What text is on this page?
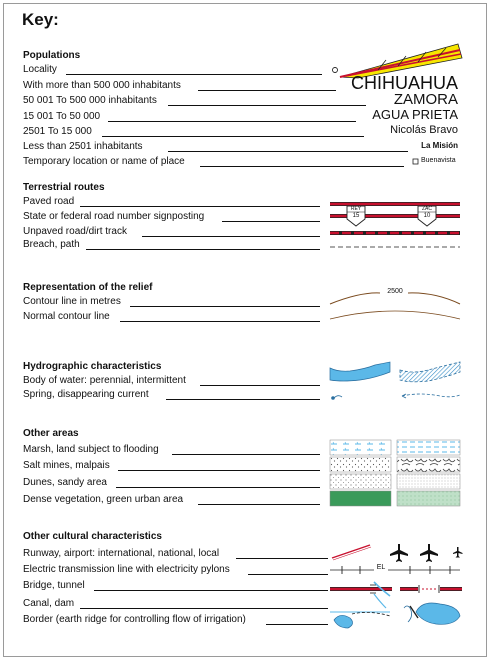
Key:
Populations
Locality
With more than 500 000 inhabitants	CHIHUAHUA
50 001 To 500 000 inhabitants	ZAMORA
15 001 To 50 000	AGUA PRIETA
2501 To 15 000	Nicolás Bravo
Less than 2501 inhabitants	La Misión
Temporary location or name of place	Buenavista
Terrestrial routes
Paved road
State or federal road number signposting
REY
15
ZAC
10
Unpaved road/dirt track
Breach, path
Representation of the relief
Contour line in metres
2500
Normal contour line
Hydrographic characteristics
Body of water: perennial, intermittent
Spring, disappearing current
Other areas
Marsh, land subject to flooding
Salt mines, malpais
Dunes, sandy area
Dense vegetation, green urban area
Other cultural characteristics
Runway, airport: international, national, local
Electric transmission line with electricity pylons	EL
Bridge, tunnel
Canal, dam
Border (earth ridge for controlling flow of irrigation)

**Work to be completed:** Work out the number of lines above that include the string "Other" and write only that number.

**Task output:** 2